> _EXERCISE DATA_

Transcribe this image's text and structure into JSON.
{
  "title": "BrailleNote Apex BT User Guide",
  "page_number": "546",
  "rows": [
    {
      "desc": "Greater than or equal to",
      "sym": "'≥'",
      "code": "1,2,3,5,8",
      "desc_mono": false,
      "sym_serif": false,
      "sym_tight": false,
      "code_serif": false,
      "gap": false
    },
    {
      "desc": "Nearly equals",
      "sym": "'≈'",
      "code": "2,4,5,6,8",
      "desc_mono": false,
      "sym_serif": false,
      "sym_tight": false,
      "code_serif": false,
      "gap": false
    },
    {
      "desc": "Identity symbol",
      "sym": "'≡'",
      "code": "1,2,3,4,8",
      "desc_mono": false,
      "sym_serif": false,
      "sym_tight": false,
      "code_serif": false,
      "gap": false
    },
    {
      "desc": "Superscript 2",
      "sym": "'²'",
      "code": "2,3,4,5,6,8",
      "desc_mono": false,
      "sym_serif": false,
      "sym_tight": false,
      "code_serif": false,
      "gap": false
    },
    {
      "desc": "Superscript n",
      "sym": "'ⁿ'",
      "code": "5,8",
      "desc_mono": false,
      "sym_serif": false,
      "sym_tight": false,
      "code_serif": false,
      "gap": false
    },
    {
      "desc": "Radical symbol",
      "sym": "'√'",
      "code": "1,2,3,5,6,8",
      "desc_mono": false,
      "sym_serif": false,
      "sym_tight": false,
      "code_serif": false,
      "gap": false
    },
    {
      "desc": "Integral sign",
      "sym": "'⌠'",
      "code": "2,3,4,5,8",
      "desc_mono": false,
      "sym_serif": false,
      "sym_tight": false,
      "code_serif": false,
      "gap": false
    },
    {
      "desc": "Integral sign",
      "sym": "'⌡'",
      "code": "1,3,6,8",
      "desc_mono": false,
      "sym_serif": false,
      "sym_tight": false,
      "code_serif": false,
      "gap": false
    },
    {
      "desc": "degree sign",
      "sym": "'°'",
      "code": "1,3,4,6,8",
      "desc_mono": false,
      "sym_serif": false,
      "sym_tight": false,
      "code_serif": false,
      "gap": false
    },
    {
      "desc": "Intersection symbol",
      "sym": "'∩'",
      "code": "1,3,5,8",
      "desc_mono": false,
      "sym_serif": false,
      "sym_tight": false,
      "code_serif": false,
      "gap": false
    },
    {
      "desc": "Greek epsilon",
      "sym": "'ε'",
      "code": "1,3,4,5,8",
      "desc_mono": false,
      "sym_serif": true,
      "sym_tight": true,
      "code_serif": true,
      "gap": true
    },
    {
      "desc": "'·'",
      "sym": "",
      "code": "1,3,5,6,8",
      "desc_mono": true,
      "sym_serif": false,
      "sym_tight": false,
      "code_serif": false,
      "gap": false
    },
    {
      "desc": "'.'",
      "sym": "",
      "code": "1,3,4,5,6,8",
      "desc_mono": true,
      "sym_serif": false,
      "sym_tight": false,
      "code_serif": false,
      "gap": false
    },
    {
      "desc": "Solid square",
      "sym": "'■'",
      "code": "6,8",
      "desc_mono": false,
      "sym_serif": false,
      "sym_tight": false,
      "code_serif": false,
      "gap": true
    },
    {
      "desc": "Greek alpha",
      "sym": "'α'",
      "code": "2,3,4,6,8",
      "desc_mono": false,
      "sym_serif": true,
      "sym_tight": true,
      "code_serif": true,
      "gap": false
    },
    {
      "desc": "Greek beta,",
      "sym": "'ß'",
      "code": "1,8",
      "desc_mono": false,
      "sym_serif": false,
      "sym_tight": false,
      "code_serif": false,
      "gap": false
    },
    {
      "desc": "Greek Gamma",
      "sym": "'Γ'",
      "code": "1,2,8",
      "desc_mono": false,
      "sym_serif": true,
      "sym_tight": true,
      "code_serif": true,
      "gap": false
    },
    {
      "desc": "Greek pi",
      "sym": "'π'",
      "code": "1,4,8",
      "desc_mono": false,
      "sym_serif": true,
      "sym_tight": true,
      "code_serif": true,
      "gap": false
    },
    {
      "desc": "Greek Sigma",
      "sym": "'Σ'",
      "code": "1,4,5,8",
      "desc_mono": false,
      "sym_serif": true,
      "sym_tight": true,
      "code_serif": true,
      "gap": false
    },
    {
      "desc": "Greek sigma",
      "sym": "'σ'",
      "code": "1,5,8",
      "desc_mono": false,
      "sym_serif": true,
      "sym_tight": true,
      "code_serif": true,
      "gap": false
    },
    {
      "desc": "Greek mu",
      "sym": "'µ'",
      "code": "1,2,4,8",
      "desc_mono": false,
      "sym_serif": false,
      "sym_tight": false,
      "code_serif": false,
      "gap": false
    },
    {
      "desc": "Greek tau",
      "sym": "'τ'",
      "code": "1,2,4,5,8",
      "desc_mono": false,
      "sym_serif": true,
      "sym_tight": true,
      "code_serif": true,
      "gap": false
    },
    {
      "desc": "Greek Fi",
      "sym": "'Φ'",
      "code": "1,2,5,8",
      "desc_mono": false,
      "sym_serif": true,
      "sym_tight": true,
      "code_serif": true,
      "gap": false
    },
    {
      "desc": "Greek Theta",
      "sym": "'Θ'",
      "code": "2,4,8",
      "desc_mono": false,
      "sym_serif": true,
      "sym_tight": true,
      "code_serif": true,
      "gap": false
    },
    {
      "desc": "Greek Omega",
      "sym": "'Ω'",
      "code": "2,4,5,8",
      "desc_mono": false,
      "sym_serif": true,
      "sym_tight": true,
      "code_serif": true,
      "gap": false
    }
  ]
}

> _WORK TO DO_
List each line holding the string "Greek".

> _PROBLEM SOLUTION_
      "desc": "Greek epsilon",
      "desc": "Greek alpha",
      "desc": "Greek beta,",
      "desc": "Greek Gamma",
      "desc": "Greek pi",
      "desc": "Greek Sigma",
      "desc": "Greek sigma",
      "desc": "Greek mu",
      "desc": "Greek tau",
      "desc": "Greek Fi",
      "desc": "Greek Theta",
      "desc": "Greek Omega",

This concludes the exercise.